• RECORDS FOR PROCESSING:
>>

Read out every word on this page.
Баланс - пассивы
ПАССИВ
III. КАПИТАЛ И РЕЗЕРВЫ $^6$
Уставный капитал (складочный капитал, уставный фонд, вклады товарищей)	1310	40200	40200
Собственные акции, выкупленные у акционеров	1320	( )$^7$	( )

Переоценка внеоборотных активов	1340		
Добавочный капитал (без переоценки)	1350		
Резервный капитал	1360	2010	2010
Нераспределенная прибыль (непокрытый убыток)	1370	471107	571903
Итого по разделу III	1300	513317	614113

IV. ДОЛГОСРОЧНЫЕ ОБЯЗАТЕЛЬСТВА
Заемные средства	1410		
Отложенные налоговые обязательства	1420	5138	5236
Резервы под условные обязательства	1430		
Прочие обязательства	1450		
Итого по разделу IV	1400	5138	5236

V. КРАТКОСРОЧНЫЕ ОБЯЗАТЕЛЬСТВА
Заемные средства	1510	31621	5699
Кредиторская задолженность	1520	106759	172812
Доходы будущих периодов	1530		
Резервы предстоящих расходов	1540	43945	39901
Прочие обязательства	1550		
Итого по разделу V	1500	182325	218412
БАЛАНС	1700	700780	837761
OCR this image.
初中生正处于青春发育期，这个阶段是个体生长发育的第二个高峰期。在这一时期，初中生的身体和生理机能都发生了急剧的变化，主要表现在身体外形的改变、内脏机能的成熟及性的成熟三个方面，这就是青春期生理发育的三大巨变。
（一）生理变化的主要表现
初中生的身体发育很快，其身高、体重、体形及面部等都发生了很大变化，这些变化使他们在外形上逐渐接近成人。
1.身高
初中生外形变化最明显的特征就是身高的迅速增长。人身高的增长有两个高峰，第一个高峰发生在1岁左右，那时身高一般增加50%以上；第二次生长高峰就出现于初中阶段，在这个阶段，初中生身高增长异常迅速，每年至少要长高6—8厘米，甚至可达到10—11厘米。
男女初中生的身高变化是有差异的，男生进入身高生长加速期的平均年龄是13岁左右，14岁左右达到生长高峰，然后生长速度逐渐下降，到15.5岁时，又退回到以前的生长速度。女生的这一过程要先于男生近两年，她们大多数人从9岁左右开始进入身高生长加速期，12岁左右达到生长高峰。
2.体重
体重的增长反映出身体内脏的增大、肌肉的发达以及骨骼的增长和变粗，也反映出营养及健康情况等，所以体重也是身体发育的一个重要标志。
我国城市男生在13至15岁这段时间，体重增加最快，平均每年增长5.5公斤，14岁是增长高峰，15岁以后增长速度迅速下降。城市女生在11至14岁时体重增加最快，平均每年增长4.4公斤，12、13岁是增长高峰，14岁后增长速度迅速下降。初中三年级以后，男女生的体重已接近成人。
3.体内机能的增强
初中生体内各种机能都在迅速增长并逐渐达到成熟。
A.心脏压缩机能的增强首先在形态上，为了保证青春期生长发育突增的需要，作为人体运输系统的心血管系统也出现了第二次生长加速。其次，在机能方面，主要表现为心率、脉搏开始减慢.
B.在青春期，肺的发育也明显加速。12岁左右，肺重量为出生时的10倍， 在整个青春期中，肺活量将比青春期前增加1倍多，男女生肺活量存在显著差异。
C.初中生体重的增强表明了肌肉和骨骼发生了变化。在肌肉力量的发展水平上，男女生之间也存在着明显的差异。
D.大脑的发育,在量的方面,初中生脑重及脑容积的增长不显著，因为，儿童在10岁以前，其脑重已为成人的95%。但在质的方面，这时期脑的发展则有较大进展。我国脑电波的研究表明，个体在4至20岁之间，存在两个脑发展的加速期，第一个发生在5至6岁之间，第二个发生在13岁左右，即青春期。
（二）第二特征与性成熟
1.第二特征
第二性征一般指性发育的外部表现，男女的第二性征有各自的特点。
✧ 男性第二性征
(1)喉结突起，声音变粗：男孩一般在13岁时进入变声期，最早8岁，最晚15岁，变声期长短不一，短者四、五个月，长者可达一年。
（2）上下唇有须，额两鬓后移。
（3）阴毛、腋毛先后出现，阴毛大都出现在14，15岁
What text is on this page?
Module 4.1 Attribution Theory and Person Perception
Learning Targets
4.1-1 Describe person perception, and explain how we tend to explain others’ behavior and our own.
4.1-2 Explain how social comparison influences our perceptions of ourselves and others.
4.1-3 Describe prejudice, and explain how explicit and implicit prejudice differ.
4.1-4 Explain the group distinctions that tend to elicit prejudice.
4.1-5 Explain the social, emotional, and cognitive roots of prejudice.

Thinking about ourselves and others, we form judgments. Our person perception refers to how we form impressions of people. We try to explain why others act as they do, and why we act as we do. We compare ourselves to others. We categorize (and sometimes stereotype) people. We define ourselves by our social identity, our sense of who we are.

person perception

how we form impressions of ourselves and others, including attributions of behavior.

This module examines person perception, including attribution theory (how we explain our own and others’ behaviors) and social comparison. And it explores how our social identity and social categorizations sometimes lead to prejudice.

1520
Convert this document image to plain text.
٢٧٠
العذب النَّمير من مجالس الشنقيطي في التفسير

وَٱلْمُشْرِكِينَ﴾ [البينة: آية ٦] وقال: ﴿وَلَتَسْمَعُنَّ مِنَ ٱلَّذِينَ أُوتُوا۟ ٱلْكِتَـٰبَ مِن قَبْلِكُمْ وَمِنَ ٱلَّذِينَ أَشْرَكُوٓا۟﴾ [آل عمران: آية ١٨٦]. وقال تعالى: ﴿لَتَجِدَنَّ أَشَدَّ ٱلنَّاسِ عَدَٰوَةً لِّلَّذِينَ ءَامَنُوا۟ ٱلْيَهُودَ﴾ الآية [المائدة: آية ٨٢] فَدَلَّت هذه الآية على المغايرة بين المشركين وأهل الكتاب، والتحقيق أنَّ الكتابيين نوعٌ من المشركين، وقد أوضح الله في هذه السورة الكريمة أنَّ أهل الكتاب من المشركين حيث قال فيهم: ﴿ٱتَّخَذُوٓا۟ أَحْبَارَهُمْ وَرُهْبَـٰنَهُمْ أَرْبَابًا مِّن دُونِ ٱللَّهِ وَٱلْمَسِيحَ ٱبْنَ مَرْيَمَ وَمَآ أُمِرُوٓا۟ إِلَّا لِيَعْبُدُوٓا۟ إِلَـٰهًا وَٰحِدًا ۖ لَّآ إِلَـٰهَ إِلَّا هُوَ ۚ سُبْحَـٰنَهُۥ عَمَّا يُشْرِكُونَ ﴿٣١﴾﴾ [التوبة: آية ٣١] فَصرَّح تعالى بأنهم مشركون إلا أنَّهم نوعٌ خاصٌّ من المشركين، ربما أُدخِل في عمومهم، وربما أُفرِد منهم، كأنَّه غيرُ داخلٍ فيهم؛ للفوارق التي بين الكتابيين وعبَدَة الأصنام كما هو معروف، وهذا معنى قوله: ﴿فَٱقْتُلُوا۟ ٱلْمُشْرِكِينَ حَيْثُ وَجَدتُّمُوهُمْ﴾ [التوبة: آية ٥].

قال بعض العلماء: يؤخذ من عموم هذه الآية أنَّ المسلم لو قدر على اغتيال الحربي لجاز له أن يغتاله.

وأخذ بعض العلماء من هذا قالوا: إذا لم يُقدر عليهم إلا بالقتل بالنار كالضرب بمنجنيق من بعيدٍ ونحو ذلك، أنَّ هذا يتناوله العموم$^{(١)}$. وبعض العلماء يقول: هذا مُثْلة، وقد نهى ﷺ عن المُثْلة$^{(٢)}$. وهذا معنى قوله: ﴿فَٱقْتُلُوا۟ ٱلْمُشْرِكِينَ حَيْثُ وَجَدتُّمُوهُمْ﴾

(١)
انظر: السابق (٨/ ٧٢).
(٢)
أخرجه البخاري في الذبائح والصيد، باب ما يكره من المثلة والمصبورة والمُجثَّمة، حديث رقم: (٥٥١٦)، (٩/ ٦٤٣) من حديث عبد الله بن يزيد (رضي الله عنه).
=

<<

• THE EXERCISE:
Give the number of lines in the listing above that hold the string "prejudice", with nothing else.

• PROBLEM SOLUTION:
4